STORED RECORDS:
+ + +
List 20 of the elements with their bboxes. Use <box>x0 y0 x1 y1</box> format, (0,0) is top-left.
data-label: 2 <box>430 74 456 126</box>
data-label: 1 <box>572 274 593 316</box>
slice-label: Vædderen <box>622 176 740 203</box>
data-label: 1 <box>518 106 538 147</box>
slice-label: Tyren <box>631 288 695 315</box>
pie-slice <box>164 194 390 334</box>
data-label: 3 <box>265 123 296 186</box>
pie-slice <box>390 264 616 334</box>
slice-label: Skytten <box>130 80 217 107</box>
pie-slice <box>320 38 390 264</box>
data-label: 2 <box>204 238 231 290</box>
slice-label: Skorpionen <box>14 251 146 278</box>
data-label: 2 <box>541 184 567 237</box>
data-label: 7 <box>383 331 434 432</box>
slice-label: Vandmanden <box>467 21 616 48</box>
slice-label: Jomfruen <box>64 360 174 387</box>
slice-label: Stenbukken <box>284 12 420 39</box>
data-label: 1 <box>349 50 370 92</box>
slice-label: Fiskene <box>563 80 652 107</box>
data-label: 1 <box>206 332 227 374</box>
+ + +
Gather every line from the items above that contains the string "slice", copying each one in full. Matches must have the same uppercase and lowercase letters.

slice-label: Vædderen <box>622 176 740 203</box>
slice-label: Tyren <box>631 288 695 315</box>
pie-slice <box>164 194 390 334</box>
pie-slice <box>390 264 616 334</box>
slice-label: Skytten <box>130 80 217 107</box>
pie-slice <box>320 38 390 264</box>
slice-label: Skorpionen <box>14 251 146 278</box>
slice-label: Vandmanden <box>467 21 616 48</box>
slice-label: Jomfruen <box>64 360 174 387</box>
slice-label: Stenbukken <box>284 12 420 39</box>
slice-label: Fiskene <box>563 80 652 107</box>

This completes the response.